The hydroponics greenhouse at the institute uses grain husks as the growing medium to aquafarm a variety of vegetables. More than ten types of plant nutrients are distributed throughout the greenhouse through a system of pipes, and the institute researches optimal nutrients for different varieties. By cutting out the need for large tracts of land and minimizing the space needed for farming, hydroponics makes automation and farm management simpler.
Greenhouse and hydroponic cultivation technology studied and developed by the Pyongyang Vegetable Science Institute is already being replicated at vegetable specialty farms across Pyongyang, such as the Chonnam Vegetable Cooperative Farm in Hyongjesan District, Daesong Vegetable Cooperative Farm in Daesong District, Bongsu Vegetable Cooperative Farm in Mangyongdae District, and the Jangchon Vegetable Cooperative Farm in Sadong District. It is also spreading to other provinces, such as the Hungnam Vegetable Specialty Farm in South Hamgyong Province, as well as to Chungjin, Nampo City, Hoeryong City, Shinyang County and Onsung County.
==========
Brief:
Please reproduce everything in the hydroponics passage from "Greenhouse and hydroponic" down to "and Onsung County.", word for word. Rely on the hydroponics passage alone.
==========
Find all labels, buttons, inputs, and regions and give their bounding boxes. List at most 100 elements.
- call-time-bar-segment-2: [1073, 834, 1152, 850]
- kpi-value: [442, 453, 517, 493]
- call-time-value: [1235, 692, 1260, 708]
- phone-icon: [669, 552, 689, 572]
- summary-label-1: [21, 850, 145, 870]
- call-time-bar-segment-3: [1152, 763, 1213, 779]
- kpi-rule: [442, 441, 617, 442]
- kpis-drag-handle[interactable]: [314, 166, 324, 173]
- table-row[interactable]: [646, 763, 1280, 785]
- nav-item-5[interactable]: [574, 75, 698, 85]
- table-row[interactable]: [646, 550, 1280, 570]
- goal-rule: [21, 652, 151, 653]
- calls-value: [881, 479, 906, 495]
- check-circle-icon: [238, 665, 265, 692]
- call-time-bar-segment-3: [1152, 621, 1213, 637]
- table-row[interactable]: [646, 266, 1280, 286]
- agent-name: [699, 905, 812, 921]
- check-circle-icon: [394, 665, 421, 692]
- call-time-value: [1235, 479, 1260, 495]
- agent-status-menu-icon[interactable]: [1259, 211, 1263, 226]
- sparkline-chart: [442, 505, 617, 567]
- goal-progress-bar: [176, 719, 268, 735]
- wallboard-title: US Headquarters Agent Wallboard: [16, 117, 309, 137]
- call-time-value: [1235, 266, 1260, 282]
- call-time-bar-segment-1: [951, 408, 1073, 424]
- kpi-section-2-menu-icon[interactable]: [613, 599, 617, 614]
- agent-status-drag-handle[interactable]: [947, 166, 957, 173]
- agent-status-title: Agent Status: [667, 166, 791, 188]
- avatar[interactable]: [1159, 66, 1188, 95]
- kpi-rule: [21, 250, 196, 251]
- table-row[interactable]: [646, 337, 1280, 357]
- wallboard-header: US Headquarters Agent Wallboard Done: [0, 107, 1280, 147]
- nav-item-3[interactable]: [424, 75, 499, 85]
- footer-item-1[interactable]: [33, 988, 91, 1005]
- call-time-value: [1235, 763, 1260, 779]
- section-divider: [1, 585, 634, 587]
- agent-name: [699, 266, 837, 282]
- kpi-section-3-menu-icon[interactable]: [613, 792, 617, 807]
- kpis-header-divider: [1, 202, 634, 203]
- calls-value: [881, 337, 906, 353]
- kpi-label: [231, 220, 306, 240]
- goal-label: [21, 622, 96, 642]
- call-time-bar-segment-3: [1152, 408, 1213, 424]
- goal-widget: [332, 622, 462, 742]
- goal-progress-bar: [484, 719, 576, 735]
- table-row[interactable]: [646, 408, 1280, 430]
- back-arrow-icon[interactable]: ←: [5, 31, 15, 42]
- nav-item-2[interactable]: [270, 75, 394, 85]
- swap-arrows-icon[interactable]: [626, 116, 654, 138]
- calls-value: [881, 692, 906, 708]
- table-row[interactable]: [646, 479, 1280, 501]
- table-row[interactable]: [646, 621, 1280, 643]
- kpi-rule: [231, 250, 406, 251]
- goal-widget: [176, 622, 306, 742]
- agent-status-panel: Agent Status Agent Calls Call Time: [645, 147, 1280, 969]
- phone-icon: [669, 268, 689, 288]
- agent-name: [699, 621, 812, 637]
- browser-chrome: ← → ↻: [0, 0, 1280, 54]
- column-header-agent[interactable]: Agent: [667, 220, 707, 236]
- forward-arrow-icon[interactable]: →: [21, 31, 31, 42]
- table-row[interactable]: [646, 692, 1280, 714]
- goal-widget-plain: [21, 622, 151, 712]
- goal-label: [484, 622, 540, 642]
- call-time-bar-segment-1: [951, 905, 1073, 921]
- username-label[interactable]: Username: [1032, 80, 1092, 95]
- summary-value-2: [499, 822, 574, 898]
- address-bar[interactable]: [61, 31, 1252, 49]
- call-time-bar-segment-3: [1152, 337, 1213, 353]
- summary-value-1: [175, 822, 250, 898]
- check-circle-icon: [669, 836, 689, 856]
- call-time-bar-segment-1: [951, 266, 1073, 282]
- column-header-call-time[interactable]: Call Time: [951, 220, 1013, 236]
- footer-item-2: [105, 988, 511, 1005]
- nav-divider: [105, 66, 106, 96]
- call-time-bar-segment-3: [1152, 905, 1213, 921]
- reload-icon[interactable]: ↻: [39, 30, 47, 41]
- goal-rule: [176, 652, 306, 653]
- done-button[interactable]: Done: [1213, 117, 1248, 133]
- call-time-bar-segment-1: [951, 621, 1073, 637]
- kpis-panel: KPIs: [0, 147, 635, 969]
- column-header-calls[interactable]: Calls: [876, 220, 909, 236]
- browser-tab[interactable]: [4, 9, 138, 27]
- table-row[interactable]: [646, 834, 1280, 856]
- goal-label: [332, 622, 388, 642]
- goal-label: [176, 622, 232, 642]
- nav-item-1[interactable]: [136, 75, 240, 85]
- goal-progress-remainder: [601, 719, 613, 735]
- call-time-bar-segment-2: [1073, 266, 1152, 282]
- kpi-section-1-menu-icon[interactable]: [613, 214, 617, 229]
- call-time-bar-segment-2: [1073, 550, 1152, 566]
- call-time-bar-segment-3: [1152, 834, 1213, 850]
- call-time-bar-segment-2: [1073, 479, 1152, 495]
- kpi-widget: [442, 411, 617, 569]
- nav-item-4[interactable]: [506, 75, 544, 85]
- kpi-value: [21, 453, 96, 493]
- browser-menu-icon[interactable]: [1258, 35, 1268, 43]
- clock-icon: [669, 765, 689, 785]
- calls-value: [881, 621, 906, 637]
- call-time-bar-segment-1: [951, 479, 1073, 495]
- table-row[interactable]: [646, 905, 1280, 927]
==========
Answer for this exercise:
Greenhouse and hydroponic cultivation technology studied and developed by the Pyongyang Vegetable Science Institute is already being replicated at vegetable specialty farms across Pyongyang, such as the Chonnam Vegetable Cooperative Farm in Hyongjesan District, Daesong Vegetable Cooperative Farm in Daesong District, Bongsu Vegetable Cooperative Farm in Mangyongdae District, and the Jangchon Vegetable Cooperative Farm in Sadong District. It is also spreading to other provinces, such as the Hungnam Vegetable Specialty Farm in South Hamgyong Province, as well as to Chungjin, Nampo City, Hoeryong City, Shinyang County and Onsung County.